* Problem requirements
Copy every record exactly, and keep the pictures out.

**** Raw data ****

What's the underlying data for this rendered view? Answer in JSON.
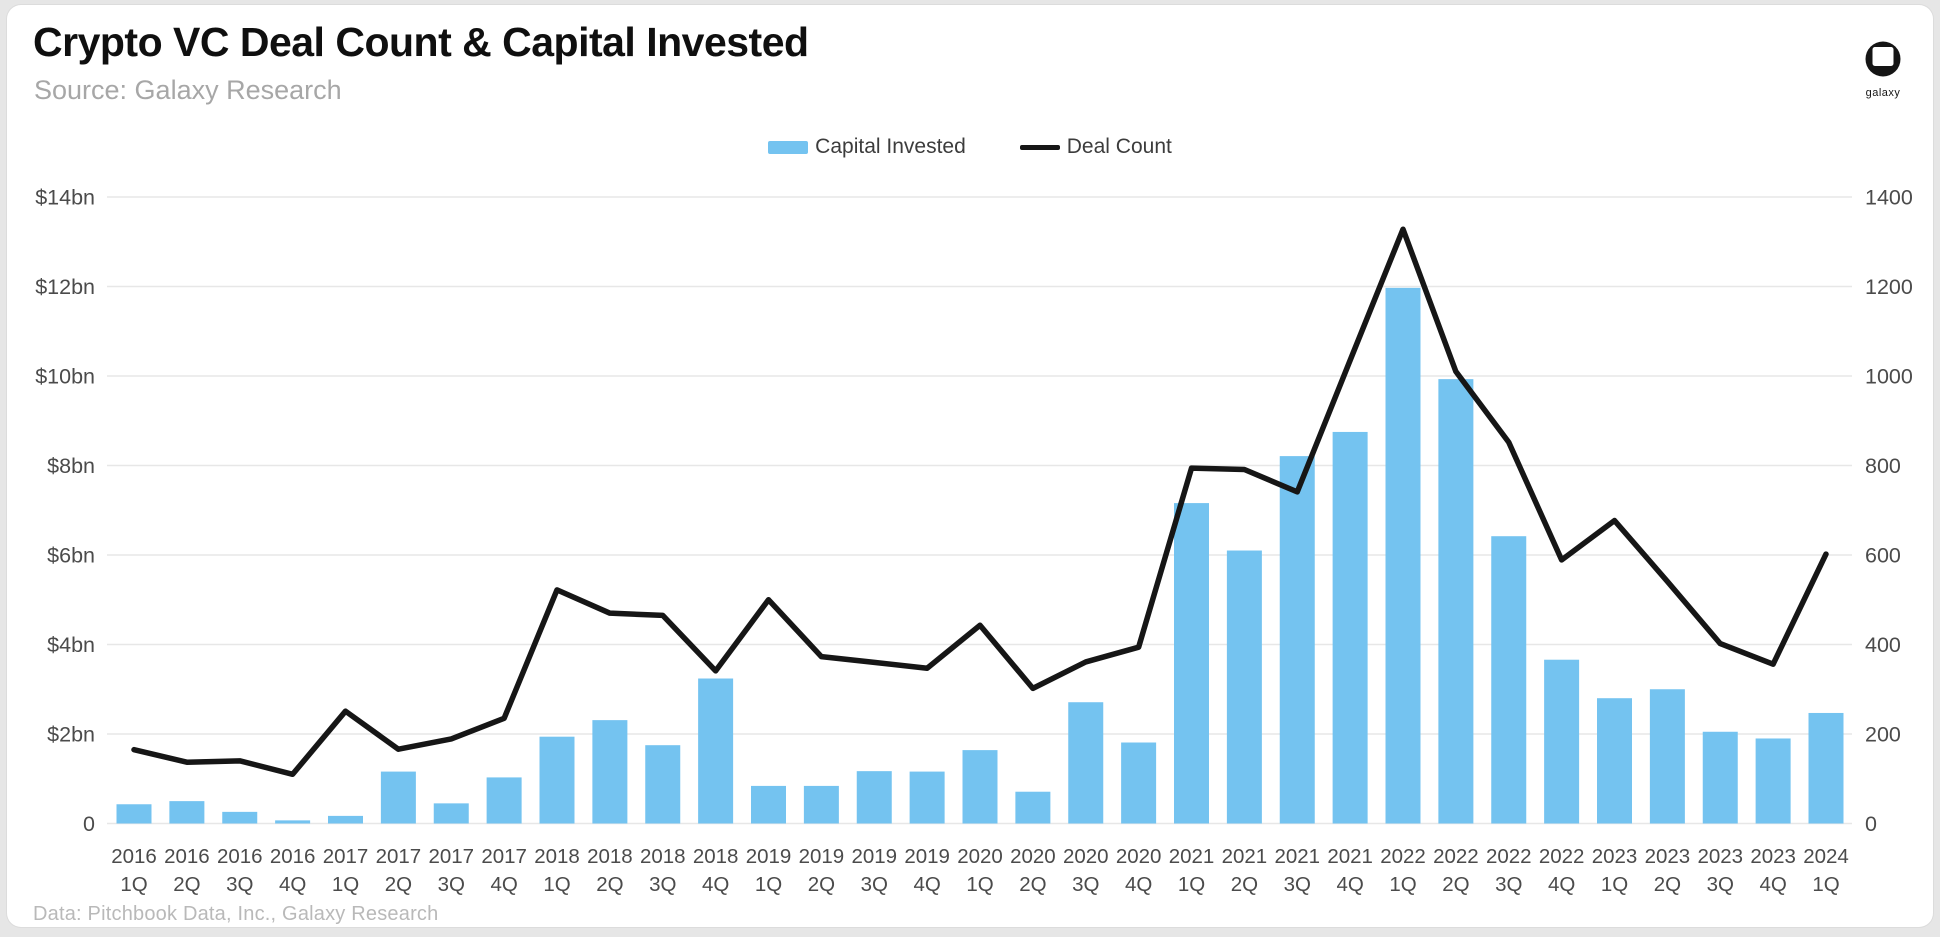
{
  "header": {
    "title": "Crypto VC Deal Count & Capital Invested",
    "subtitle": "Source: Galaxy Research",
    "logo_text": "galaxy"
  },
  "legend": {
    "items": [
      {
        "label": "Capital Invested",
        "type": "bar"
      },
      {
        "label": "Deal Count",
        "type": "line"
      }
    ]
  },
  "footer": {
    "text": "Data: Pitchbook Data, Inc., Galaxy Research"
  },
  "colors": {
    "bar": "#74C3F0",
    "line": "#161616",
    "grid": "#e7e7e7",
    "axis_text": "#4b4b4b",
    "title_text": "#0f0f0f",
    "subtitle_text": "#a7a7a7",
    "footer_text": "#b9b9b9"
  },
  "chart_data": {
    "type": "bar",
    "title": "Crypto VC Deal Count & Capital Invested",
    "grid": true,
    "legend_position": "top",
    "categories": [
      "2016 1Q",
      "2016 2Q",
      "2016 3Q",
      "2016 4Q",
      "2017 1Q",
      "2017 2Q",
      "2017 3Q",
      "2017 4Q",
      "2018 1Q",
      "2018 2Q",
      "2018 3Q",
      "2018 4Q",
      "2019 1Q",
      "2019 2Q",
      "2019 3Q",
      "2019 4Q",
      "2020 1Q",
      "2020 2Q",
      "2020 3Q",
      "2020 4Q",
      "2021 1Q",
      "2021 2Q",
      "2021 3Q",
      "2021 4Q",
      "2022 1Q",
      "2022 2Q",
      "2022 3Q",
      "2022 4Q",
      "2023 1Q",
      "2023 2Q",
      "2023 3Q",
      "2023 4Q",
      "2024 1Q"
    ],
    "series": [
      {
        "name": "Capital Invested",
        "type": "bar",
        "axis": "left",
        "unit": "$bn",
        "values": [
          0.43,
          0.5,
          0.26,
          0.07,
          0.17,
          1.16,
          0.45,
          1.03,
          1.94,
          2.31,
          1.75,
          3.24,
          0.84,
          0.84,
          1.17,
          1.16,
          1.64,
          0.71,
          2.71,
          1.81,
          7.16,
          6.1,
          8.21,
          8.75,
          11.97,
          9.93,
          6.42,
          3.66,
          2.8,
          3.0,
          2.05,
          1.9,
          2.47
        ]
      },
      {
        "name": "Deal Count",
        "type": "line",
        "axis": "right",
        "unit": "deals",
        "values": [
          165,
          137,
          140,
          110,
          251,
          166,
          189,
          235,
          522,
          470,
          465,
          341,
          500,
          373,
          360,
          347,
          443,
          302,
          361,
          394,
          794,
          791,
          741,
          1035,
          1328,
          1010,
          852,
          589,
          677,
          541,
          402,
          356,
          602
        ]
      }
    ],
    "left_axis": {
      "min": 0,
      "max": 14,
      "interval": 2,
      "ticks": [
        "$14bn",
        "$12bn",
        "$10bn",
        "$8bn",
        "$6bn",
        "$4bn",
        "$2bn",
        "0"
      ]
    },
    "right_axis": {
      "min": 0,
      "max": 1400,
      "interval": 200,
      "ticks": [
        "1400",
        "1200",
        "1000",
        "800",
        "600",
        "400",
        "200",
        "0"
      ]
    }
  }
}
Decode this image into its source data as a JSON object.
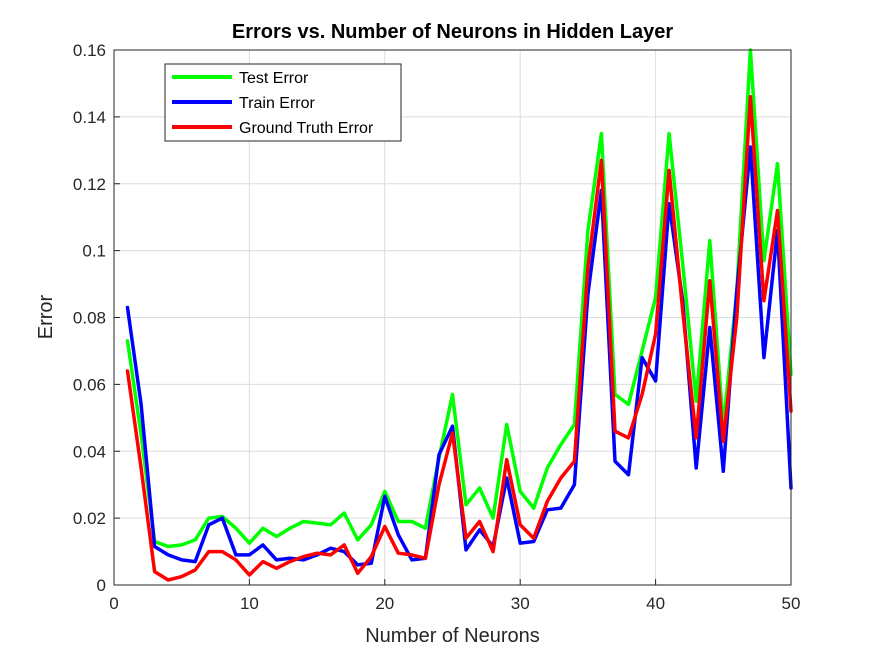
{
  "chart_data": {
    "type": "line",
    "title": "Errors vs. Number of Neurons in Hidden Layer",
    "xlabel": "Number of Neurons",
    "ylabel": "Error",
    "xlim": [
      0,
      50
    ],
    "ylim": [
      0,
      0.16
    ],
    "xticks": [
      "0",
      "10",
      "20",
      "30",
      "40",
      "50"
    ],
    "yticks": [
      "0",
      "0.02",
      "0.04",
      "0.06",
      "0.08",
      "0.1",
      "0.12",
      "0.14",
      "0.16"
    ],
    "grid": true,
    "legend_position": "top-left",
    "x": [
      1,
      2,
      3,
      4,
      5,
      6,
      7,
      8,
      9,
      10,
      11,
      12,
      13,
      14,
      15,
      16,
      17,
      18,
      19,
      20,
      21,
      22,
      23,
      24,
      25,
      26,
      27,
      28,
      29,
      30,
      31,
      32,
      33,
      34,
      35,
      36,
      37,
      38,
      39,
      40,
      41,
      42,
      43,
      44,
      45,
      46,
      47,
      48,
      49,
      50
    ],
    "series": [
      {
        "name": "Test Error",
        "color": "#00ff00",
        "values": [
          0.073,
          0.045,
          0.013,
          0.0115,
          0.012,
          0.0135,
          0.02,
          0.0205,
          0.017,
          0.0125,
          0.017,
          0.0145,
          0.017,
          0.019,
          0.0185,
          0.018,
          0.0215,
          0.0135,
          0.018,
          0.028,
          0.019,
          0.019,
          0.017,
          0.038,
          0.057,
          0.024,
          0.029,
          0.02,
          0.048,
          0.028,
          0.023,
          0.035,
          0.042,
          0.048,
          0.106,
          0.135,
          0.057,
          0.054,
          0.07,
          0.086,
          0.135,
          0.096,
          0.055,
          0.103,
          0.047,
          0.088,
          0.16,
          0.097,
          0.126,
          0.063
        ]
      },
      {
        "name": "Train Error",
        "color": "#0000ff",
        "values": [
          0.083,
          0.054,
          0.0115,
          0.009,
          0.0075,
          0.007,
          0.018,
          0.02,
          0.009,
          0.009,
          0.012,
          0.0075,
          0.008,
          0.0075,
          0.009,
          0.011,
          0.01,
          0.006,
          0.0065,
          0.0265,
          0.015,
          0.0075,
          0.008,
          0.039,
          0.0475,
          0.0105,
          0.0165,
          0.0115,
          0.032,
          0.0125,
          0.013,
          0.0225,
          0.023,
          0.03,
          0.087,
          0.118,
          0.037,
          0.033,
          0.068,
          0.061,
          0.114,
          0.085,
          0.035,
          0.077,
          0.034,
          0.088,
          0.131,
          0.068,
          0.106,
          0.029
        ]
      },
      {
        "name": "Ground Truth Error",
        "color": "#ff0000",
        "values": [
          0.064,
          0.035,
          0.004,
          0.0015,
          0.0025,
          0.0045,
          0.01,
          0.01,
          0.0075,
          0.003,
          0.007,
          0.005,
          0.007,
          0.0085,
          0.0095,
          0.009,
          0.012,
          0.0035,
          0.0085,
          0.0175,
          0.0095,
          0.009,
          0.008,
          0.03,
          0.0455,
          0.014,
          0.019,
          0.01,
          0.0375,
          0.018,
          0.014,
          0.025,
          0.032,
          0.037,
          0.095,
          0.127,
          0.046,
          0.044,
          0.057,
          0.075,
          0.124,
          0.082,
          0.044,
          0.091,
          0.043,
          0.08,
          0.146,
          0.085,
          0.112,
          0.052
        ]
      }
    ]
  }
}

****

* Solution to this exercise
What's the underlying data for this rendered view? Answer in JSON.
{
  "header": {
    "title": "Crypto VC Deal Count & Capital Invested",
    "subtitle": "Source: Galaxy Research",
    "logo_text": "galaxy"
  },
  "legend": {
    "items": [
      {
        "label": "Capital Invested",
        "type": "bar"
      },
      {
        "label": "Deal Count",
        "type": "line"
      }
    ]
  },
  "footer": {
    "text": "Data: Pitchbook Data, Inc., Galaxy Research"
  },
  "colors": {
    "bar": "#74C3F0",
    "line": "#161616",
    "grid": "#e7e7e7",
    "axis_text": "#4b4b4b",
    "title_text": "#0f0f0f",
    "subtitle_text": "#a7a7a7",
    "footer_text": "#b9b9b9"
  },
  "chart_data": {
    "type": "bar",
    "title": "Crypto VC Deal Count & Capital Invested",
    "grid": true,
    "legend_position": "top",
    "categories": [
      "2016 1Q",
      "2016 2Q",
      "2016 3Q",
      "2016 4Q",
      "2017 1Q",
      "2017 2Q",
      "2017 3Q",
      "2017 4Q",
      "2018 1Q",
      "2018 2Q",
      "2018 3Q",
      "2018 4Q",
      "2019 1Q",
      "2019 2Q",
      "2019 3Q",
      "2019 4Q",
      "2020 1Q",
      "2020 2Q",
      "2020 3Q",
      "2020 4Q",
      "2021 1Q",
      "2021 2Q",
      "2021 3Q",
      "2021 4Q",
      "2022 1Q",
      "2022 2Q",
      "2022 3Q",
      "2022 4Q",
      "2023 1Q",
      "2023 2Q",
      "2023 3Q",
      "2023 4Q",
      "2024 1Q"
    ],
    "series": [
      {
        "name": "Capital Invested",
        "type": "bar",
        "axis": "left",
        "unit": "$bn",
        "values": [
          0.43,
          0.5,
          0.26,
          0.07,
          0.17,
          1.16,
          0.45,
          1.03,
          1.94,
          2.31,
          1.75,
          3.24,
          0.84,
          0.84,
          1.17,
          1.16,
          1.64,
          0.71,
          2.71,
          1.81,
          7.16,
          6.1,
          8.21,
          8.75,
          11.97,
          9.93,
          6.42,
          3.66,
          2.8,
          3.0,
          2.05,
          1.9,
          2.47
        ]
      },
      {
        "name": "Deal Count",
        "type": "line",
        "axis": "right",
        "unit": "deals",
        "values": [
          165,
          137,
          140,
          110,
          251,
          166,
          189,
          235,
          522,
          470,
          465,
          341,
          500,
          373,
          360,
          347,
          443,
          302,
          361,
          394,
          794,
          791,
          741,
          1035,
          1328,
          1010,
          852,
          589,
          677,
          541,
          402,
          356,
          602
        ]
      }
    ],
    "left_axis": {
      "min": 0,
      "max": 14,
      "interval": 2,
      "ticks": [
        "$14bn",
        "$12bn",
        "$10bn",
        "$8bn",
        "$6bn",
        "$4bn",
        "$2bn",
        "0"
      ]
    },
    "right_axis": {
      "min": 0,
      "max": 1400,
      "interval": 200,
      "ticks": [
        "1400",
        "1200",
        "1000",
        "800",
        "600",
        "400",
        "200",
        "0"
      ]
    }
  }
}
Decode this image into its source data as a JSON object.
{
  "chart_data": {
    "type": "line",
    "title": "Errors vs. Number of Neurons in Hidden Layer",
    "xlabel": "Number of Neurons",
    "ylabel": "Error",
    "xlim": [
      0,
      50
    ],
    "ylim": [
      0,
      0.16
    ],
    "xticks": [
      "0",
      "10",
      "20",
      "30",
      "40",
      "50"
    ],
    "yticks": [
      "0",
      "0.02",
      "0.04",
      "0.06",
      "0.08",
      "0.1",
      "0.12",
      "0.14",
      "0.16"
    ],
    "grid": true,
    "legend_position": "top-left",
    "x": [
      1,
      2,
      3,
      4,
      5,
      6,
      7,
      8,
      9,
      10,
      11,
      12,
      13,
      14,
      15,
      16,
      17,
      18,
      19,
      20,
      21,
      22,
      23,
      24,
      25,
      26,
      27,
      28,
      29,
      30,
      31,
      32,
      33,
      34,
      35,
      36,
      37,
      38,
      39,
      40,
      41,
      42,
      43,
      44,
      45,
      46,
      47,
      48,
      49,
      50
    ],
    "series": [
      {
        "name": "Test Error",
        "color": "#00ff00",
        "values": [
          0.073,
          0.045,
          0.013,
          0.0115,
          0.012,
          0.0135,
          0.02,
          0.0205,
          0.017,
          0.0125,
          0.017,
          0.0145,
          0.017,
          0.019,
          0.0185,
          0.018,
          0.0215,
          0.0135,
          0.018,
          0.028,
          0.019,
          0.019,
          0.017,
          0.038,
          0.057,
          0.024,
          0.029,
          0.02,
          0.048,
          0.028,
          0.023,
          0.035,
          0.042,
          0.048,
          0.106,
          0.135,
          0.057,
          0.054,
          0.07,
          0.086,
          0.135,
          0.096,
          0.055,
          0.103,
          0.047,
          0.088,
          0.16,
          0.097,
          0.126,
          0.063
        ]
      },
      {
        "name": "Train Error",
        "color": "#0000ff",
        "values": [
          0.083,
          0.054,
          0.0115,
          0.009,
          0.0075,
          0.007,
          0.018,
          0.02,
          0.009,
          0.009,
          0.012,
          0.0075,
          0.008,
          0.0075,
          0.009,
          0.011,
          0.01,
          0.006,
          0.0065,
          0.0265,
          0.015,
          0.0075,
          0.008,
          0.039,
          0.0475,
          0.0105,
          0.0165,
          0.0115,
          0.032,
          0.0125,
          0.013,
          0.0225,
          0.023,
          0.03,
          0.087,
          0.118,
          0.037,
          0.033,
          0.068,
          0.061,
          0.114,
          0.085,
          0.035,
          0.077,
          0.034,
          0.088,
          0.131,
          0.068,
          0.106,
          0.029
        ]
      },
      {
        "name": "Ground Truth Error",
        "color": "#ff0000",
        "values": [
          0.064,
          0.035,
          0.004,
          0.0015,
          0.0025,
          0.0045,
          0.01,
          0.01,
          0.0075,
          0.003,
          0.007,
          0.005,
          0.007,
          0.0085,
          0.0095,
          0.009,
          0.012,
          0.0035,
          0.0085,
          0.0175,
          0.0095,
          0.009,
          0.008,
          0.03,
          0.0455,
          0.014,
          0.019,
          0.01,
          0.0375,
          0.018,
          0.014,
          0.025,
          0.032,
          0.037,
          0.095,
          0.127,
          0.046,
          0.044,
          0.057,
          0.075,
          0.124,
          0.082,
          0.044,
          0.091,
          0.043,
          0.08,
          0.146,
          0.085,
          0.112,
          0.052
        ]
      }
    ]
  }
}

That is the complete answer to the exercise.